======== INPUT DATA ========
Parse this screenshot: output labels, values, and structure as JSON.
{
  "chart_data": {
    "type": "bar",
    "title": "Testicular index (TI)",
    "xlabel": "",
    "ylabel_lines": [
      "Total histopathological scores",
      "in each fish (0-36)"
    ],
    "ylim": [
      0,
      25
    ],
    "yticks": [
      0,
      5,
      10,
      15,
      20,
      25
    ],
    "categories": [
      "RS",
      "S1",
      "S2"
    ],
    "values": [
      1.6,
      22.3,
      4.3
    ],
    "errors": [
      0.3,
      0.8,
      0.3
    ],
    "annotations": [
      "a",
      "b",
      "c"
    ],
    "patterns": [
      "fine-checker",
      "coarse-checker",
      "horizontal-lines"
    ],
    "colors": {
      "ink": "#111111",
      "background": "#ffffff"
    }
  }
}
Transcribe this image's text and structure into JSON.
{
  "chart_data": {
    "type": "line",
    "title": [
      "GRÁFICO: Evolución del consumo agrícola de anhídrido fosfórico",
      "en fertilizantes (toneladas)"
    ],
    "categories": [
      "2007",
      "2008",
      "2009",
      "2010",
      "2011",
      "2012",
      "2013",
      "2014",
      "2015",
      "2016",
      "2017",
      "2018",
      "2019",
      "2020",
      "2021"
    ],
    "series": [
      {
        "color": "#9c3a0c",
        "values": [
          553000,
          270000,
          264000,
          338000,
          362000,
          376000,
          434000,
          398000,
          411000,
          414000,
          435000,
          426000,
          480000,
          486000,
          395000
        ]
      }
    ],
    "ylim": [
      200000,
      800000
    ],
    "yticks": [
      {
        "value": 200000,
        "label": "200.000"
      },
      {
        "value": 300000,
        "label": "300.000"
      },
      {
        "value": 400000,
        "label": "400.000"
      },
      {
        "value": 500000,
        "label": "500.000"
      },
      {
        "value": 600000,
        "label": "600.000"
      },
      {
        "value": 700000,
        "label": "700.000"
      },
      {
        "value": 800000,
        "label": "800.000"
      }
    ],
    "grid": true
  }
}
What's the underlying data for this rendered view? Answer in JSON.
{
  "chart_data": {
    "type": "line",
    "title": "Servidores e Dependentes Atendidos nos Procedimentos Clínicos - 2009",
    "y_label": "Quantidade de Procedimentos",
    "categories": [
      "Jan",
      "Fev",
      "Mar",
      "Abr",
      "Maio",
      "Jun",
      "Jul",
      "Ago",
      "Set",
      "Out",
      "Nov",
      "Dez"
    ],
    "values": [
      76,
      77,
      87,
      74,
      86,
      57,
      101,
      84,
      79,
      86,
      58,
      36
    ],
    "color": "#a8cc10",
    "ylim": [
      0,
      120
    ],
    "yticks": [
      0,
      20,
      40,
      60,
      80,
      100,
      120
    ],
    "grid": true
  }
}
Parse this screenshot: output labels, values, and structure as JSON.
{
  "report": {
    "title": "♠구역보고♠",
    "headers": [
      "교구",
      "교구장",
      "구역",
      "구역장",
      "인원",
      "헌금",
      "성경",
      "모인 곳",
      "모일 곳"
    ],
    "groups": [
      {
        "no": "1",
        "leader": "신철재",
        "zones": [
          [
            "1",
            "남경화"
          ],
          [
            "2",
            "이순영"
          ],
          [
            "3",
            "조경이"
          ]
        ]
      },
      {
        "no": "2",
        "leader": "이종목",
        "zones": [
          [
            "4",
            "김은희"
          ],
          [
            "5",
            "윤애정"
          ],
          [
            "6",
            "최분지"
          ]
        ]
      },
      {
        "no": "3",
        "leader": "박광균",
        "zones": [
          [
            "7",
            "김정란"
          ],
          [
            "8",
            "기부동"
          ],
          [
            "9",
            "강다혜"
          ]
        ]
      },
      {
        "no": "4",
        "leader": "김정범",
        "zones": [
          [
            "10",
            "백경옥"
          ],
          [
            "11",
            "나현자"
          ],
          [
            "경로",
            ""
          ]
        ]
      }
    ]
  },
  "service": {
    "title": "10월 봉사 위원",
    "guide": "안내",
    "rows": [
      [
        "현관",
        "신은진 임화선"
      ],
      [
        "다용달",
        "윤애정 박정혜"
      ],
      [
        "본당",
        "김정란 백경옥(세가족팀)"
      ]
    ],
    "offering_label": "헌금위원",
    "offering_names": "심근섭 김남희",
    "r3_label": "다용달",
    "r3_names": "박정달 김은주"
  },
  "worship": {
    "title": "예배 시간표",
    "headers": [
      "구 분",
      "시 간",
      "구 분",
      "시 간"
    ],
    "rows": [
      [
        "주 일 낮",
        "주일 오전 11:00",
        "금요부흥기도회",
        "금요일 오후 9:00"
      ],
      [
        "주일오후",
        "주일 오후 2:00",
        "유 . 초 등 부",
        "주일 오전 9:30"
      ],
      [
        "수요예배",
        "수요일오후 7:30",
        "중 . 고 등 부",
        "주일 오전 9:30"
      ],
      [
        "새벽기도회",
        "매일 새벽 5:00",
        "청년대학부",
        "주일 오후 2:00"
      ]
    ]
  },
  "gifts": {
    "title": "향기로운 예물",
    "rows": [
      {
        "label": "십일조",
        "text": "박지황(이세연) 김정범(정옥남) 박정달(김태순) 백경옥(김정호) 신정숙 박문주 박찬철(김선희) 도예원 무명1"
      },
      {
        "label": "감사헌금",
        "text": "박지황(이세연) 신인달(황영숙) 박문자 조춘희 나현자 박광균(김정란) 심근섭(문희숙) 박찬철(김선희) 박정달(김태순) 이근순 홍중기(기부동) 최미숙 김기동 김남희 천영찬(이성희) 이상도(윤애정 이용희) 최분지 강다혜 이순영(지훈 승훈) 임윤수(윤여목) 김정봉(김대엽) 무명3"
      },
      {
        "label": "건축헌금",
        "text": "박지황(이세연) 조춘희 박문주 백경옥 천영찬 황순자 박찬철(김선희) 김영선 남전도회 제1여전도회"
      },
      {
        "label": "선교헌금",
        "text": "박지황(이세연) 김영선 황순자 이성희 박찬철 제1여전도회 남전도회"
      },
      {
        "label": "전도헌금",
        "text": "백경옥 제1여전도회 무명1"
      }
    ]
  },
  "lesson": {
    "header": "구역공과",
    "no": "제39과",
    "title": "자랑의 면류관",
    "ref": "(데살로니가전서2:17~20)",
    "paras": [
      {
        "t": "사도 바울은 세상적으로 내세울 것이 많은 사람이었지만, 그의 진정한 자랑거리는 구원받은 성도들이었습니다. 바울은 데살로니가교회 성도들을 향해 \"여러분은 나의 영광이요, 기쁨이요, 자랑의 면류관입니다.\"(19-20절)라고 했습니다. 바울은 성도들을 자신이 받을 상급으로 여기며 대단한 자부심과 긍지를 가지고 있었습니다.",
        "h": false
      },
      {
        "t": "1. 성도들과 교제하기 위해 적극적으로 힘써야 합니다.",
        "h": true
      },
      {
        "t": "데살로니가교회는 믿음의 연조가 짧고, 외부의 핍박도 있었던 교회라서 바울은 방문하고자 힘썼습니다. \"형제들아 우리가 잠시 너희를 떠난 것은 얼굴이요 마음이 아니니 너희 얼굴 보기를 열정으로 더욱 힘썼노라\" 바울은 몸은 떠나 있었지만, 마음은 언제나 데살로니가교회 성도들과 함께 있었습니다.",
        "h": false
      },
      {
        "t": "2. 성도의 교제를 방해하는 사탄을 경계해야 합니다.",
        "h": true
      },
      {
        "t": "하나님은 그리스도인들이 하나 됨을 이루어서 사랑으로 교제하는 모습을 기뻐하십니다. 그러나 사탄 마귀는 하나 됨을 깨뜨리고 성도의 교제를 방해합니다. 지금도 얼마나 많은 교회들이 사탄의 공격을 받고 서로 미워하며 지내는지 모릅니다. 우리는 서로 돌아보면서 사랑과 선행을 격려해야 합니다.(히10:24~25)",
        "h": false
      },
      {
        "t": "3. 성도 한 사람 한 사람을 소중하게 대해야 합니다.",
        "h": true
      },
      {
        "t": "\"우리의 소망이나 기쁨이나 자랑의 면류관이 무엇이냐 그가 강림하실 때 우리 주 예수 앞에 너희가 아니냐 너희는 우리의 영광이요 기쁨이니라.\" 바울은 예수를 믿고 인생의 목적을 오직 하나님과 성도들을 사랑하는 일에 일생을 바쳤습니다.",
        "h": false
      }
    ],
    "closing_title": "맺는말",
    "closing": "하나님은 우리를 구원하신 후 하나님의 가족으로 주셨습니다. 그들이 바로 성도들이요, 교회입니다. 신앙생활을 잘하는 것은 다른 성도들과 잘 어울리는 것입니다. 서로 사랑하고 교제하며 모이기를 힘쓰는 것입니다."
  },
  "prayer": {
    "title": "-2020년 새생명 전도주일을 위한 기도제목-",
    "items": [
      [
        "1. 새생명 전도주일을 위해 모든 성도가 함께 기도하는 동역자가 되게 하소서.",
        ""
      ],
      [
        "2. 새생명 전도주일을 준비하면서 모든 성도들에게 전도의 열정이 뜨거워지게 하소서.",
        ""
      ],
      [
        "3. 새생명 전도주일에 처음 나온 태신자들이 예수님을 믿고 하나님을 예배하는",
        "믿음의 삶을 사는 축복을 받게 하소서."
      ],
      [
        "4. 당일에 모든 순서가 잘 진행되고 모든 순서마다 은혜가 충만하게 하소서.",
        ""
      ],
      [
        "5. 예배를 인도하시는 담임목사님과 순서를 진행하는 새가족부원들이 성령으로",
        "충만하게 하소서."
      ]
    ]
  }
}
========
* GOAL
Filter the data, keeping only the lines that contain "영광이요".

* EXERCISE RESULT
        "t": "사도 바울은 세상적으로 내세울 것이 많은 사람이었지만, 그의 진정한 자랑거리는 구원받은 성도들이었습니다. 바울은 데살로니가교회 성도들을 향해 \"여러분은 나의 영광이요, 기쁨이요, 자랑의 면류관입니다.\"(19-20절)라고 했습니다. 바울은 성도들을 자신이 받을 상급으로 여기며 대단한 자부심과 긍지를 가지고 있었습니다.",
        "t": "\"우리의 소망이나 기쁨이나 자랑의 면류관이 무엇이냐 그가 강림하실 때 우리 주 예수 앞에 너희가 아니냐 너희는 우리의 영광이요 기쁨이니라.\" 바울은 예수를 믿고 인생의 목적을 오직 하나님과 성도들을 사랑하는 일에 일생을 바쳤습니다.",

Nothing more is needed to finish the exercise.